> _DATA LISTING_:

----

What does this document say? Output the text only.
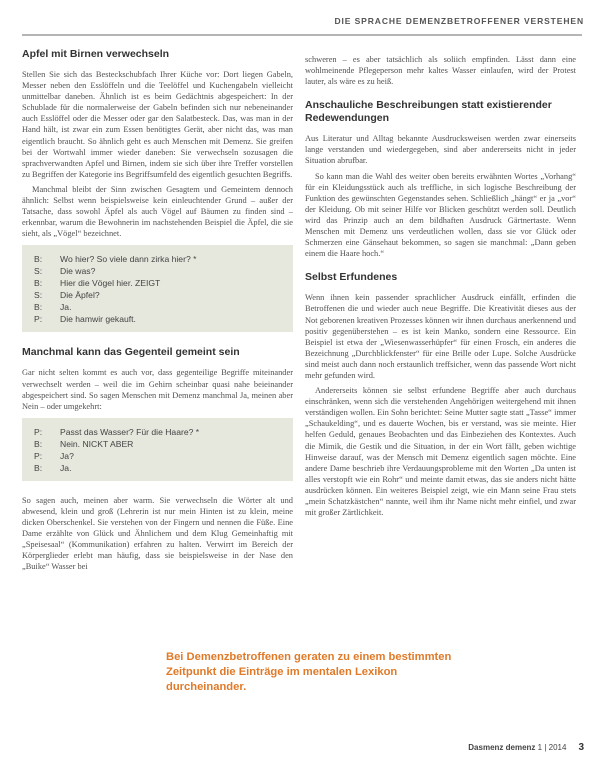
DIE SPRACHE DEMENZBETROFFENER VERSTEHEN
Apfel mit Birnen verwechseln

Stellen Sie sich das Besteckschubfach Ihrer Küche vor: Dort liegen Gabeln, Messer neben den Esslöffeln und die Teelöffel und Kuchengabeln vielleicht unmittelbar daneben. Ähnlich ist es beim Gedächtnis abgespeichert: In der Schublade für die normalerweise der Gabeln befinden sich nur nebeneinander auch Esslöffel oder die Messer oder gar den Salatbesteck. Das, was man in der Hand hält, ist zwar ein zum Essen benötigtes Gerät, aber nicht das, was man eigentlich braucht. So ähnlich geht es auch Menschen mit Demenz. Sie greifen bei der Wortwahl immer wieder daneben: Sie verwechseln sozusagen die sprachverwandten Apfel und Birnen, indem sie sich über ihre Treffer vorstellen zu Begriffen der Kategorie ins Begriffsumfeld des eigentlich gesuchten Begriffs.

Manchmal bleibt der Sinn zwischen Gesagtem und Gemeintem dennoch ähnlich: Selbst wenn beispielsweise kein einleuchtender Grund – außer der Tatsache, dass sowohl Äpfel als auch Vögel auf Bäumen zu finden sind – erkennbar, warum die Bewohnerin im nachstehenden Beispiel die Äpfel, die sie sieht, als „Vögel“ bezeichnet.

B:	Wo hier? So viele dann zirka hier? *
S:	Die was?
B:	Hier die Vögel hier. ZEIGT
S:	Die Äpfel?
B:	Ja.
P:	Die hamwir gekauft.
Manchmal kann das Gegenteil gemeint sein

Gar nicht selten kommt es auch vor, dass gegenteilige Begriffe miteinander verwechselt werden – weil die im Gehirn scheinbar quasi nahe beieinander abgespeichert sind. So sagen Menschen mit Demenz manchmal Ja, meinen aber Nein – oder umgekehrt:

P:	Passt das Wasser? Für die Haare? *
B:	Nein. NICKT ABER
P:	Ja?
B:	Ja.

So sagen auch, meinen aber warm. Sie verwechseln die Wörter alt und abwesend, klein und groß (Lehrerin ist nur mein Hinten ist zu klein, meine dicken Oberschenkel. Sie verstehen von der Fingern und nennen die Füße. Eine Dame erzählte von Glück und Ähnlichem und dem Klug Gemeinhaftig mit „Speisesaal“ (Kommunikation) erfahren zu halten. Verwirrt im Bereich der Körperglieder erlebt man häufig, dass sie beispielsweise in der Nase den „Buike“ Wasser bei

schweren – es aber tatsächlich als soliich empfinden. Lässt dann eine wohlmeinende Pflegeperson mehr kaltes Wasser einlaufen, wird der Protest lauter, als wäre es zu heiß.

Anschauliche Beschreibungen statt existierender Redewendungen

Aus Literatur und Alltag bekannte Ausdrucksweisen werden zwar einerseits lange verstanden und wiedergegeben, sind aber andererseits nicht in jeder Situation abrufbar.

So kann man die Wahl des weiter oben bereits erwähnten Wortes „Vorhang“ für ein Kleidungsstück auch als treffliche, in sich logische Beschreibung der Funktion des gewünschten Gegenstandes sehen. Schließlich „hängt“ er ja „vor“ der Kleidung. Ob mit seiner Hilfe vor Blicken geschützt werden soll. Deutlich wird das Prinzip auch an dem bildhaften Ausdruck Gärtnertaste. Wenn Menschen mit Demenz uns verdeutlichen wollen, dass sie vor Glück oder Schmerzen eine Gänsehaut bekommen, so sagen sie manchmal: „Dann geben einem die Haare hoch.“

Selbst Erfundenes

Wenn ihnen kein passender sprachlicher Ausdruck einfällt, erfinden die Betroffenen die und wieder auch neue Begriffe. Die Kreativität dieses aus der Not geborenen kreativen Prozesses können wir ihnen durchaus anerkennend und positiv gegenüberstehen – es ist kein Manko, sondern eine Ressource. Ein Beispiel ist etwa der „Wiesenwasserhüpfer“ für einen Frosch, ein anderes die Bezeichnung „Durchblickfenster“ für eine Brille oder Lupe. Solche Ausdrücke sind meist auch dann noch erstaunlich treffsicher, wenn das passende Wort nicht mehr gefunden wird.

Andererseits können sie selbst erfundene Begriffe aber auch durchaus einschränken, wenn sich die verstehenden Angehörigen weitergehend mit ihnen verständigen wollen. Ein Sohn berichtet: Seine Mutter sagte statt „Tasse“ immer „Schaukelding“, und es dauerte Wochen, bis er verstand, was sie meinte. Hier helfen Geduld, genaues Beobachten und das Einbeziehen des Kontextes. Auch die Mimik, die Gestik und die Situation, in der ein Wort fällt, geben wichtige Hinweise darauf, was der Mensch mit Demenz eigentlich sagen möchte. Eine andere Dame beschrieb ihre Verdauungsprobleme mit den Worten „Da unten ist alles verstopft wie ein Rohr“ und meinte damit etwas, das sie anders nicht hätte ausdrücken können. Ein weiteres Beispiel zeigt, wie ein Mann seine Frau stets „mein Schatzkästchen“ nannte, weil ihm ihr Name nicht mehr einfiel, und zwar mit großer Zärtlichkeit.

Bei Demenzbetroffenen geraten zu einem bestimmten Zeitpunkt die Einträge im mentalen Lexikon durcheinander.
Dasmenz demenz 1 | 2014 3
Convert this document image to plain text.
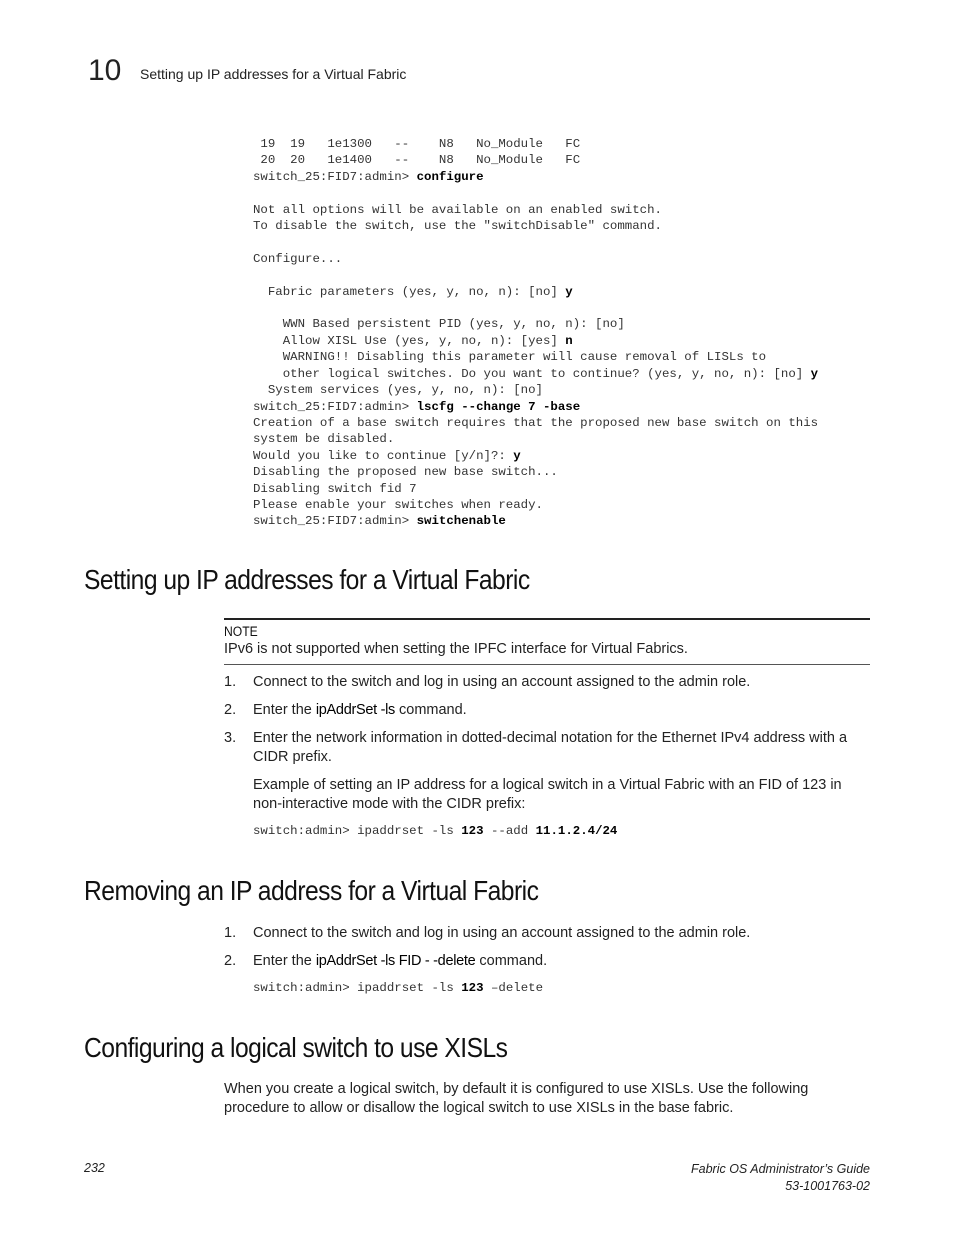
10 Setting up IP addresses for a Virtual Fabric
19  19   1e1300   --    N8   No_Module   FC
20  20   1e1400   --    N8   No_Module   FC
switch_25:FID7:admin> configure

Not all options will be available on an enabled switch.
To disable the switch, use the "switchDisable" command.

Configure...

Fabric parameters (yes, y, no, n): [no] y

WWN Based persistent PID (yes, y, no, n): [no]
Allow XISL Use (yes, y, no, n): [yes] n
WARNING!! Disabling this parameter will cause removal of LISLs to
other logical switches. Do you want to continue? (yes, y, no, n): [no] y
System services (yes, y, no, n): [no]
switch_25:FID7:admin> lscfg --change 7 -base
Creation of a base switch requires that the proposed new base switch on this
system be disabled.
Would you like to continue [y/n]?: y
Disabling the proposed new base switch...
Disabling switch fid 7
Please enable your switches when ready.
switch_25:FID7:admin> switchenable
Setting up IP addresses for a Virtual Fabric
NOTE
IPv6 is not supported when setting the IPFC interface for Virtual Fabrics.
1. Connect to the switch and log in using an account assigned to the admin role.
2. Enter the ipAddrSet -ls command.
3. Enter the network information in dotted-decimal notation for the Ethernet IPv4 address with a CIDR prefix.
Example of setting an IP address for a logical switch in a Virtual Fabric with an FID of 123 in non-interactive mode with the CIDR prefix:
switch:admin> ipaddrset -ls 123 --add 11.1.2.4/24
Removing an IP address for a Virtual Fabric
1. Connect to the switch and log in using an account assigned to the admin role.
2. Enter the ipAddrSet -ls FID - -delete command.
switch:admin> ipaddrset -ls 123 –delete
Configuring a logical switch to use XISLs
When you create a logical switch, by default it is configured to use XISLs. Use the following procedure to allow or disallow the logical switch to use XISLs in the base fabric.
232	Fabric OS Administrator’s Guide
53-1001763-02
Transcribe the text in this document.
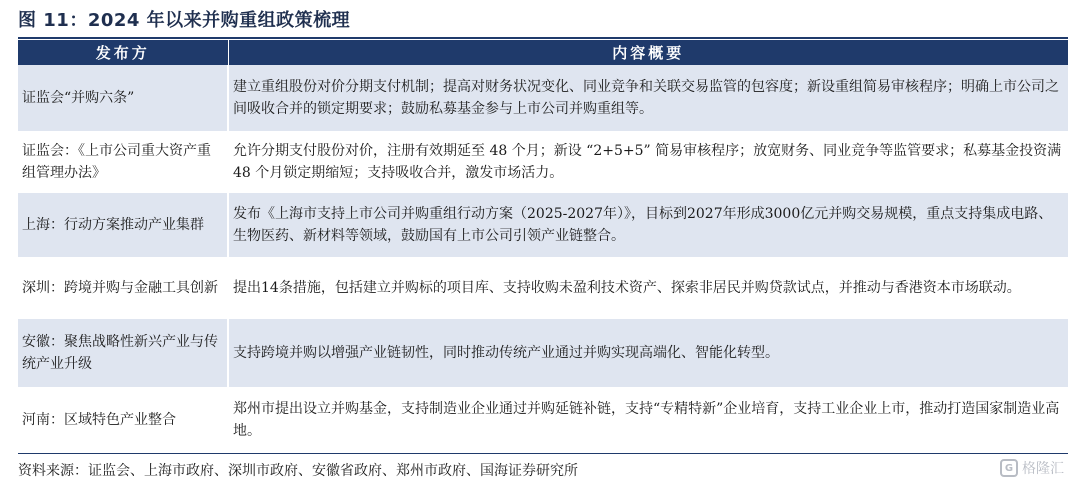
图 11：2024 年以来并购重组政策梳理
发布方	内容概要
证监会“并购六条”	建立重组股份对价分期支付机制；提高对财务状况变化、同业竞争和关联交易监管的包容度；新设重组简易审核程序；明确上市公司之间吸收合并的锁定期要求；鼓励私募基金参与上市公司并购重组等。
证监会：《上市公司重大资产重组管理办法》	允许分期支付股份对价，注册有效期延至 48 个月；新设 “2+5+5” 简易审核程序；放宽财务、同业竞争等监管要求；私募基金投资满 48 个月锁定期缩短；支持吸收合并，激发市场活力。
上海：行动方案推动产业集群	发布《上海市支持上市公司并购重组行动方案（2025-2027年）》，目标到2027年形成3000亿元并购交易规模，重点支持集成电路、生物医药、新材料等领域，鼓励国有上市公司引领产业链整合。
深圳：跨境并购与金融工具创新	提出14条措施，包括建立并购标的项目库、支持收购未盈利技术资产、探索非居民并购贷款试点，并推动与香港资本市场联动。
安徽：聚焦战略性新兴产业与传统产业升级	支持跨境并购以增强产业链韧性，同时推动传统产业通过并购实现高端化、智能化转型。
河南：区域特色产业整合	郑州市提出设立并购基金，支持制造业企业通过并购延链补链，支持“专精特新”企业培育，支持工业企业上市，推动打造国家制造业高地。
资料来源：证监会、上海市政府、深圳市政府、安徽省政府、郑州市政府、国海证券研究所	G 格隆汇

----

Nothing but a number is needed here: how many lines hold the string "will"?

> _OUTPUT BELOW_: 2